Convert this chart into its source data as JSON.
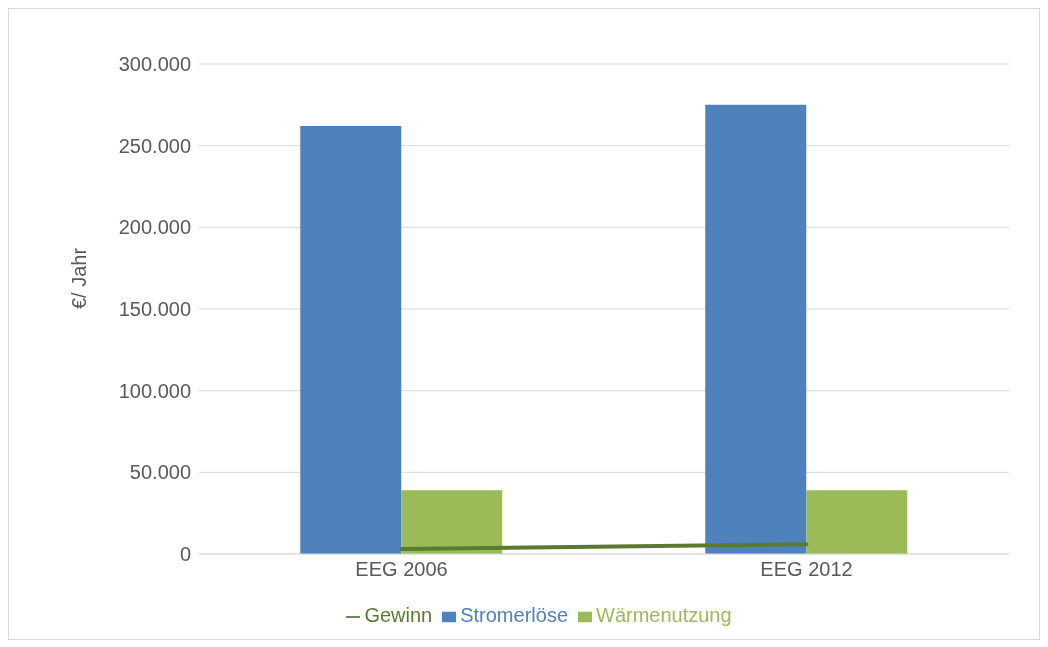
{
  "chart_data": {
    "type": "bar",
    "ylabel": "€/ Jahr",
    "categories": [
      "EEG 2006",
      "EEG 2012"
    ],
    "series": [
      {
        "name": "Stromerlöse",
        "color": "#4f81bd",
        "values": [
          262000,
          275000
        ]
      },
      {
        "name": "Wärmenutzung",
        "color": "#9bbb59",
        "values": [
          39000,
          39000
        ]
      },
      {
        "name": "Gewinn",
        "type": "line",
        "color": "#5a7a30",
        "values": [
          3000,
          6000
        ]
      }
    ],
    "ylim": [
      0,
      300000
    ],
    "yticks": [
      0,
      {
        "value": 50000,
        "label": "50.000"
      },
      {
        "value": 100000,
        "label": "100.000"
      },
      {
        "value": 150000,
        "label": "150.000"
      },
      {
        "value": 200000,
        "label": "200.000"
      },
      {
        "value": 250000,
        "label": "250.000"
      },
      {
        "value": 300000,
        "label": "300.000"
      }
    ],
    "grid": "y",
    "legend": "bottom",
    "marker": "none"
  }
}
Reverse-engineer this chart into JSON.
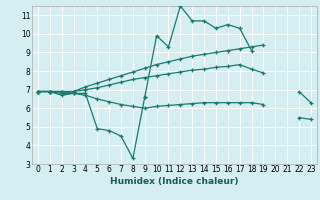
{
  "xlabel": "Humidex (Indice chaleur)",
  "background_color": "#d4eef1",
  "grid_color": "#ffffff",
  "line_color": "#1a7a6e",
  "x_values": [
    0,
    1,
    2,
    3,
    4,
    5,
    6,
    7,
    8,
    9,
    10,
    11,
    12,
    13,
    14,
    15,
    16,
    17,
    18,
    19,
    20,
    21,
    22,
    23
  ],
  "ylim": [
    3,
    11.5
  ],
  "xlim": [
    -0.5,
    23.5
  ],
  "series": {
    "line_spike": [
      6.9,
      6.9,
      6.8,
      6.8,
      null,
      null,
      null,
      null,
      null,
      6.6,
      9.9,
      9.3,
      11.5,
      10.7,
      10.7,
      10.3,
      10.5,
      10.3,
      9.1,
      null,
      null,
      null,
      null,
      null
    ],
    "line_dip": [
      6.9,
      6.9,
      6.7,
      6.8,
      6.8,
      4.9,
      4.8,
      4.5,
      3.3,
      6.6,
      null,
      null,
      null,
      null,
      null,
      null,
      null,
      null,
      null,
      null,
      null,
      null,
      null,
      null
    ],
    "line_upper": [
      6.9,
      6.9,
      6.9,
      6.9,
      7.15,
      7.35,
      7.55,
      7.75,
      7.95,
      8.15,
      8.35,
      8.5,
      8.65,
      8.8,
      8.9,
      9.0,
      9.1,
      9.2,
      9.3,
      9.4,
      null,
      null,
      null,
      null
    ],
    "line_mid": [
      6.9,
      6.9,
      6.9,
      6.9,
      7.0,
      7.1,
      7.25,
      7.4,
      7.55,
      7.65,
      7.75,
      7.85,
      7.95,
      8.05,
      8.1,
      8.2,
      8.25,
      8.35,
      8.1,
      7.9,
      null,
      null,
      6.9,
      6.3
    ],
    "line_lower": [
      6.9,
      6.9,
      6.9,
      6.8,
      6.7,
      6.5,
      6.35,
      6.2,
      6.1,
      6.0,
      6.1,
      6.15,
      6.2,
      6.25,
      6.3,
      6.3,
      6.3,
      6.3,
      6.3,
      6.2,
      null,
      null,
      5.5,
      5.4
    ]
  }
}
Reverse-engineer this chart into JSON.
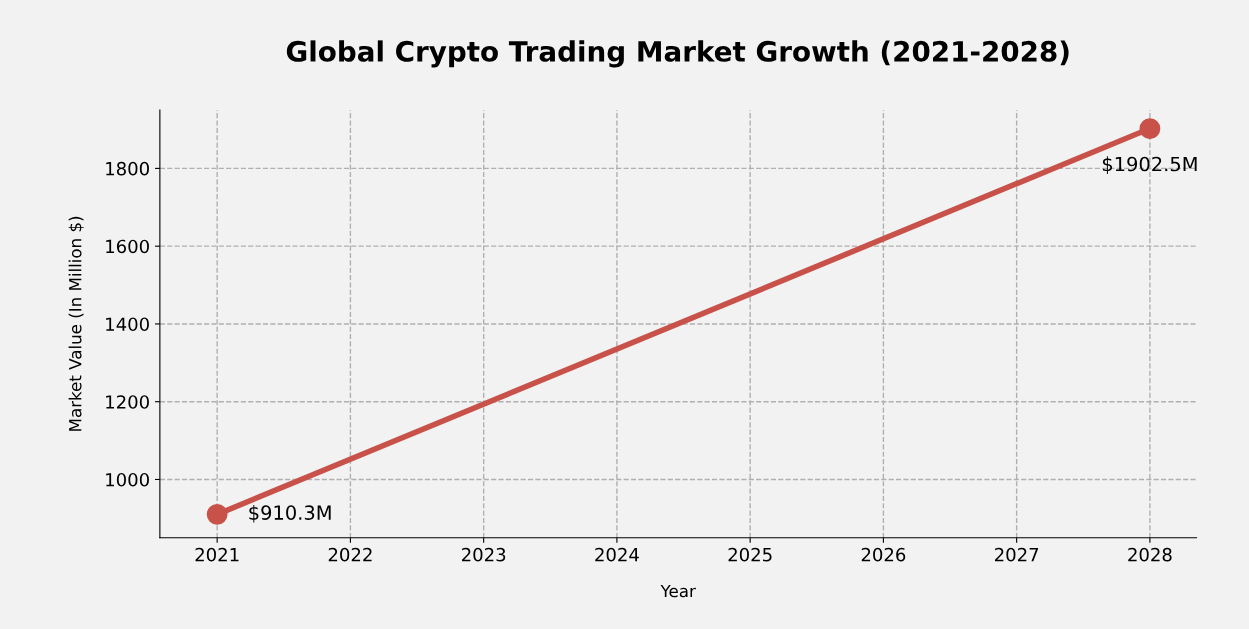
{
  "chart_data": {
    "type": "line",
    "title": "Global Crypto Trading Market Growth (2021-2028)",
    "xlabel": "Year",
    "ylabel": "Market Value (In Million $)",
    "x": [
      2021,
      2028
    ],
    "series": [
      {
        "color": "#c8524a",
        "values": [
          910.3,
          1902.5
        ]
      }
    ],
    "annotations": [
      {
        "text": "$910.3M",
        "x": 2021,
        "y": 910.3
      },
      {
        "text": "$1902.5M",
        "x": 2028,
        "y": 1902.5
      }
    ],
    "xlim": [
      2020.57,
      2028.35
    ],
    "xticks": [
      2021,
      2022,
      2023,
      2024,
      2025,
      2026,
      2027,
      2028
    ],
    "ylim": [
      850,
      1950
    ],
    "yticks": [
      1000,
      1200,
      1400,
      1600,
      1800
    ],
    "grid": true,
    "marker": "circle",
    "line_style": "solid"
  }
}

■ ■ ■ ■ ■

• [WHAT NEEDS TO BE DONE] Only a number is wanted here: how many lines in the data above include the string "Market"?

• [RESPONSE BELOW] 2